» **Task to complete**:
How many of the lines here include "tròn"? Answer with a single number.

» **Stored rows**:
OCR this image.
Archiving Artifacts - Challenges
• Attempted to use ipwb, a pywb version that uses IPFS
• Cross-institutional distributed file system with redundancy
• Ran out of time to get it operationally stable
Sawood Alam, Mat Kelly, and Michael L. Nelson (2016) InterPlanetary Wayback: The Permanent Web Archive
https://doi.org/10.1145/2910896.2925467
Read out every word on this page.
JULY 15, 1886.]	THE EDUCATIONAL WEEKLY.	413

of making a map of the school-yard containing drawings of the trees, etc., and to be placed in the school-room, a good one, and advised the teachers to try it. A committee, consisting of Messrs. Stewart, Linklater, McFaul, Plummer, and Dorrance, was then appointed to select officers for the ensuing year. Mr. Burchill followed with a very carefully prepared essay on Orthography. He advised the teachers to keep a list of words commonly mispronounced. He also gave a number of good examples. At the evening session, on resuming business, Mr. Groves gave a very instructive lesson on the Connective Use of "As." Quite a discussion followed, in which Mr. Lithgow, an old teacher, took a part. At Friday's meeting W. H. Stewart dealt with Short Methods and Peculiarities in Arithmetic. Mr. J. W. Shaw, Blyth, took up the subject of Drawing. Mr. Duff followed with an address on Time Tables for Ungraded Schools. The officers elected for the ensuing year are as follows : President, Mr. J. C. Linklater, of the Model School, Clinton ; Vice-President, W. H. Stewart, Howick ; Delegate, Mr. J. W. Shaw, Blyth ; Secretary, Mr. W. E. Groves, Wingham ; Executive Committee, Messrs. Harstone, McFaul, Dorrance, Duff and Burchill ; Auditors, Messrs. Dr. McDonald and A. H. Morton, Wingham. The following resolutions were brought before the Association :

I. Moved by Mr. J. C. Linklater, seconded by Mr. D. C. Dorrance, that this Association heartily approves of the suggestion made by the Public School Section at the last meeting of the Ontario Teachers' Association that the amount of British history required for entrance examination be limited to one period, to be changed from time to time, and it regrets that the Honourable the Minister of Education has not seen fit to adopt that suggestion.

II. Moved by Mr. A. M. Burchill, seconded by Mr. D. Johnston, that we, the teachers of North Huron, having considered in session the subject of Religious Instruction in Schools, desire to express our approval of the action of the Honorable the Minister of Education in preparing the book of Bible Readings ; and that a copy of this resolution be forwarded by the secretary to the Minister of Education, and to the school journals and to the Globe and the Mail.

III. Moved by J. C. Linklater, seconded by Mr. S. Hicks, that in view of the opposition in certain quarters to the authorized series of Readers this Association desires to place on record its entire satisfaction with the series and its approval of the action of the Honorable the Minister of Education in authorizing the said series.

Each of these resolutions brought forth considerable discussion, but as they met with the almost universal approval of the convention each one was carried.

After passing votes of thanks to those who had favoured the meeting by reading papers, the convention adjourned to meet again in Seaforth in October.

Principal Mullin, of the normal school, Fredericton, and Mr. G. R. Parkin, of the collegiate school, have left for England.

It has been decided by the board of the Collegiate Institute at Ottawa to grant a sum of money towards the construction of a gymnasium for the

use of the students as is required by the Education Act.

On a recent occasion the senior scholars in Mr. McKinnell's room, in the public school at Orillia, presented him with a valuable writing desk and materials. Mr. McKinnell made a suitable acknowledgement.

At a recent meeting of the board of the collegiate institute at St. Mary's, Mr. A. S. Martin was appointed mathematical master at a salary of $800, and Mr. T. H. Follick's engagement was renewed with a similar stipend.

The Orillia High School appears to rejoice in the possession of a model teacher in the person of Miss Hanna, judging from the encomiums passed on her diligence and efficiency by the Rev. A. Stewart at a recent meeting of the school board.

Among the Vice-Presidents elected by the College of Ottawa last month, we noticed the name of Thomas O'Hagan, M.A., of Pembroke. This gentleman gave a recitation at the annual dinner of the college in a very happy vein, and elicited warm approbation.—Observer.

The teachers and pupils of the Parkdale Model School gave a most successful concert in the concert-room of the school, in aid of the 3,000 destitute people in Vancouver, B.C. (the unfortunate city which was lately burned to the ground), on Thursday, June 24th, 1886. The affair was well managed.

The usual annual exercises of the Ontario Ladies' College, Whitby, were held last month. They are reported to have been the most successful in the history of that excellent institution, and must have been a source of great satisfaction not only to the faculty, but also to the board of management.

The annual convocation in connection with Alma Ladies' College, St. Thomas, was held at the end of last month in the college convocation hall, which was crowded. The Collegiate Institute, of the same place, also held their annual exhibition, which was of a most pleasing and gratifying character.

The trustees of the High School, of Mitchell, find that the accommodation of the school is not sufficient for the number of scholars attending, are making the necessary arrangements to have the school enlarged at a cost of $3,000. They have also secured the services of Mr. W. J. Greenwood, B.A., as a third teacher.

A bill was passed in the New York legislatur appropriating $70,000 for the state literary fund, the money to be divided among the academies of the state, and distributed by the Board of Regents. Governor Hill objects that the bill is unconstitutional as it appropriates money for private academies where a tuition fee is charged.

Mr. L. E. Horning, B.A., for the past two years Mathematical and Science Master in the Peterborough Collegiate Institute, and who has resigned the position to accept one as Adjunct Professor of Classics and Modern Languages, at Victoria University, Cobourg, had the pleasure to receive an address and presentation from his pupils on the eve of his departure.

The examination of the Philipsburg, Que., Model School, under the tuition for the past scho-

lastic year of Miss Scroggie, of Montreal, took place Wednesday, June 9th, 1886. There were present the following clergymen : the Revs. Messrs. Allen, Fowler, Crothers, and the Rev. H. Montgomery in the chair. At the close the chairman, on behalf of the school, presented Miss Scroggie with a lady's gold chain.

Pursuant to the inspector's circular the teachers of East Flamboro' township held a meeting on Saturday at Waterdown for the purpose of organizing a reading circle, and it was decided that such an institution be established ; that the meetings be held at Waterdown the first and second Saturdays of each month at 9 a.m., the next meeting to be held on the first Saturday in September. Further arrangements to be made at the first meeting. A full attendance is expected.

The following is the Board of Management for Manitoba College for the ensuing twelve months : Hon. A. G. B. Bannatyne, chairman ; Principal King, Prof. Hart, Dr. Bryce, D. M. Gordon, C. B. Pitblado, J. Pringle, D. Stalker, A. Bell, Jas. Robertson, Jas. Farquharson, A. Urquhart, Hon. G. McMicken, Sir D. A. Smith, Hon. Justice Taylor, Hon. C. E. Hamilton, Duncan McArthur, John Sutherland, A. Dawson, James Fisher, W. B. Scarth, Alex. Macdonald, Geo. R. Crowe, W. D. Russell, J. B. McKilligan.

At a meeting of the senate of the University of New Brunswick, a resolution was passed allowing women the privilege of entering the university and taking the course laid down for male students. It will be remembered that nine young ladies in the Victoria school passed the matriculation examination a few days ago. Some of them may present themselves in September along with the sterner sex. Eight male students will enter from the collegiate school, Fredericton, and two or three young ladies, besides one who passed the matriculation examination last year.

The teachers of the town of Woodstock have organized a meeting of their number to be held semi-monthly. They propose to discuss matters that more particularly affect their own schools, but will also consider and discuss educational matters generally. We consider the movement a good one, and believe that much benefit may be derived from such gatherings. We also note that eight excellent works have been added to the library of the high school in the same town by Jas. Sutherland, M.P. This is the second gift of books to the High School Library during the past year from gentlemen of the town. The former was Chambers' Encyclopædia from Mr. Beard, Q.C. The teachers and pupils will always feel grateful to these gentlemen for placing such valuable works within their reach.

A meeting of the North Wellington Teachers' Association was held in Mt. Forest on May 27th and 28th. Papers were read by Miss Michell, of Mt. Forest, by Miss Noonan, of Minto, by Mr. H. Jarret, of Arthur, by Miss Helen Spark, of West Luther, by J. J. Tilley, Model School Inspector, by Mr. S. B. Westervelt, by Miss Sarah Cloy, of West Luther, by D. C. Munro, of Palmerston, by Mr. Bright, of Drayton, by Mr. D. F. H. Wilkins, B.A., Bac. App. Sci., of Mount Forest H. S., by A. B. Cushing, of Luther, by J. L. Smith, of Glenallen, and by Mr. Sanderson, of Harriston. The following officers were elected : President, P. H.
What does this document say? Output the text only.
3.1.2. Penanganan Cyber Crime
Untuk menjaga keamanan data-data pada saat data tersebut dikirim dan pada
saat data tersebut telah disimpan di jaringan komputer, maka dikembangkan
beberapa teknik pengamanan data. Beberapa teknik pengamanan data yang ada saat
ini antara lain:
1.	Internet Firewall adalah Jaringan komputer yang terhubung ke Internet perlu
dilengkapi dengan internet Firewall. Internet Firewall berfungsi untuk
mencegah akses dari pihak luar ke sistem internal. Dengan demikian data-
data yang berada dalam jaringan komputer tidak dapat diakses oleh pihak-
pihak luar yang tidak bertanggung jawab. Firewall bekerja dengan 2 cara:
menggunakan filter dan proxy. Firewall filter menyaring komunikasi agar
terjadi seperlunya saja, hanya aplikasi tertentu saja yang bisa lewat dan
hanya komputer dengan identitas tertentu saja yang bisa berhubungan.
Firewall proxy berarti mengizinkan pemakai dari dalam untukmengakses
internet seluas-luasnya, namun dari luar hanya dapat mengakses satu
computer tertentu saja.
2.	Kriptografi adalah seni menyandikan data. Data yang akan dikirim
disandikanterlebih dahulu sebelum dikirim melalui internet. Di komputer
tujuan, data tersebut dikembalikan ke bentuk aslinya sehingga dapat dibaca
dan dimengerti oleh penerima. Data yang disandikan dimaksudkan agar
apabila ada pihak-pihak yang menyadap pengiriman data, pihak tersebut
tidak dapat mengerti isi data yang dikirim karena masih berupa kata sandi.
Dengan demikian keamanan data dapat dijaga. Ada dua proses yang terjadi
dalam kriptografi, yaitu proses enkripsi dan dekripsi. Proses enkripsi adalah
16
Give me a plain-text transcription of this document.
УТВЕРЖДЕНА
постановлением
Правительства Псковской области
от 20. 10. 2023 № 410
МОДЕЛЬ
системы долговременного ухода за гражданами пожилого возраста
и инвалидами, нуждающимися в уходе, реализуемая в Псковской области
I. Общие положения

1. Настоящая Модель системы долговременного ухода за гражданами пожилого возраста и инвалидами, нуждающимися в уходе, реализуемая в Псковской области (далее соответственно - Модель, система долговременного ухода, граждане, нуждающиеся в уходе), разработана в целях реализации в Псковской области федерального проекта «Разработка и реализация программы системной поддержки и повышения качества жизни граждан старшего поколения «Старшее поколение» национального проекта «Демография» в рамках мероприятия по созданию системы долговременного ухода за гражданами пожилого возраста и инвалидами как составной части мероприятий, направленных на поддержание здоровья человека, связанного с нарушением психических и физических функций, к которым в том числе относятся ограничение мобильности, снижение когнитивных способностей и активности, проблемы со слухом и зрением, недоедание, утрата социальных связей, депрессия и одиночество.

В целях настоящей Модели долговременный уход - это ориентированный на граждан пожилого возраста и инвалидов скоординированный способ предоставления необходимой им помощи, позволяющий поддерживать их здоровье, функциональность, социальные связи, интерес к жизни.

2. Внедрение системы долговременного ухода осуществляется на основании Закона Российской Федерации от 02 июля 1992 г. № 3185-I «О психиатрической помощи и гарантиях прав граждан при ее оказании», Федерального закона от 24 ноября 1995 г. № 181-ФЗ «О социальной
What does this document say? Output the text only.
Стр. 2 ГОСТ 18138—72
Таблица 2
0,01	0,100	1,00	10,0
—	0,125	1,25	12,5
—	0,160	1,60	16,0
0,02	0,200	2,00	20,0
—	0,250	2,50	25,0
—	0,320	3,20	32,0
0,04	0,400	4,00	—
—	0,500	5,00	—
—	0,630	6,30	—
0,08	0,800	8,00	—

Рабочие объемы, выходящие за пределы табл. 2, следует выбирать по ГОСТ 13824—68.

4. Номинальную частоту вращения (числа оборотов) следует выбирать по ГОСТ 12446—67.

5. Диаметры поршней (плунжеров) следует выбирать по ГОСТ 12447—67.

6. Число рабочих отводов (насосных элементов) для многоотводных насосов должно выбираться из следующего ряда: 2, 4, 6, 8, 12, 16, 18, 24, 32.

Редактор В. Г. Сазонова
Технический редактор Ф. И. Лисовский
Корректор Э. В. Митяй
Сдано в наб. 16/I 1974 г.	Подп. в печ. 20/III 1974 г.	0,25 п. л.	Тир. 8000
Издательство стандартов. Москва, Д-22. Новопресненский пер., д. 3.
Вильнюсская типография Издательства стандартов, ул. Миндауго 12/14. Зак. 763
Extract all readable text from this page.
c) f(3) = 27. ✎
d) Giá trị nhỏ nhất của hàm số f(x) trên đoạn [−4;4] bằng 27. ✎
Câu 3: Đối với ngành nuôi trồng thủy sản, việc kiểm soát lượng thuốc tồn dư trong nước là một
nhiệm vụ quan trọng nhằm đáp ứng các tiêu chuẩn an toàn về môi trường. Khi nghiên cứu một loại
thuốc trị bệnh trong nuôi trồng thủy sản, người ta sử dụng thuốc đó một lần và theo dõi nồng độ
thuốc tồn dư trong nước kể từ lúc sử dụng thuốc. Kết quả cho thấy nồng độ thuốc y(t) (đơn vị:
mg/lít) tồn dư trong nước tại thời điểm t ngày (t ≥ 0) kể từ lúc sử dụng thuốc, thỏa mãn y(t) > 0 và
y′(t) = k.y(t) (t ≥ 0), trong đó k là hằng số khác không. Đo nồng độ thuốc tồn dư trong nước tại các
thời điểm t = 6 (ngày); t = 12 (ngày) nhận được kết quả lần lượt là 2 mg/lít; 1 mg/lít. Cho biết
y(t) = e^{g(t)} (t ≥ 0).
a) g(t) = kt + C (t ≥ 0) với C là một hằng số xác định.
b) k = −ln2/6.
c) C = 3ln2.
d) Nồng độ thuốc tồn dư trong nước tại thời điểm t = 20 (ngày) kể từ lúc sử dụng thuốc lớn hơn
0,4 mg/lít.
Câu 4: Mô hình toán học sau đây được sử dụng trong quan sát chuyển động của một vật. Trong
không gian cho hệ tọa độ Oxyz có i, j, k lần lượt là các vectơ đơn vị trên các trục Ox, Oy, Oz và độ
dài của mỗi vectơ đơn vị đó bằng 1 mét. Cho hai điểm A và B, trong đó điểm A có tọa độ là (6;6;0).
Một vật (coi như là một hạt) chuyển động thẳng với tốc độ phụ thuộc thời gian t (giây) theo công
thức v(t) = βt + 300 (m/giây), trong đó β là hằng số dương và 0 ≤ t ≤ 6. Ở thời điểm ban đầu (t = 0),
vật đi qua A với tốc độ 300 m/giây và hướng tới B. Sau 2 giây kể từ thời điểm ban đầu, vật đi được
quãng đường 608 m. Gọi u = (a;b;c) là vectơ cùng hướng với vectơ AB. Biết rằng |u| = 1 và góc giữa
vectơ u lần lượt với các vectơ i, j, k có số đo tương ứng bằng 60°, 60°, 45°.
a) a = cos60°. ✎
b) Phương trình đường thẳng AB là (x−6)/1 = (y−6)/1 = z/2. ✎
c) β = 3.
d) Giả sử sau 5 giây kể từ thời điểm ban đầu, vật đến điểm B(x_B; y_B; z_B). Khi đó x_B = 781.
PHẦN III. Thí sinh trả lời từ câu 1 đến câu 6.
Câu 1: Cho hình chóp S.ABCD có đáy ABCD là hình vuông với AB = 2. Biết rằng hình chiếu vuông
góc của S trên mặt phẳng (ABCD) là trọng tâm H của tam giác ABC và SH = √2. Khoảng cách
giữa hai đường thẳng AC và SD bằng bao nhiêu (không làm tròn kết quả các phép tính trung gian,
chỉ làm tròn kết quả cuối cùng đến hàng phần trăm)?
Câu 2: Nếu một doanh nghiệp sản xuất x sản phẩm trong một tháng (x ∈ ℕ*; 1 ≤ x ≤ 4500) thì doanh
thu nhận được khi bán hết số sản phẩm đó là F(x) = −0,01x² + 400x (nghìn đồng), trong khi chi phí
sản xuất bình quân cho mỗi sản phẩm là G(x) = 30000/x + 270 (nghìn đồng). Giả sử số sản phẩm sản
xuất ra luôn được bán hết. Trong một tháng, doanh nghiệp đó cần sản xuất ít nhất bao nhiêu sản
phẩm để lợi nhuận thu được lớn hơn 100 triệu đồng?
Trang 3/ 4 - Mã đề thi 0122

» **Result below**:
2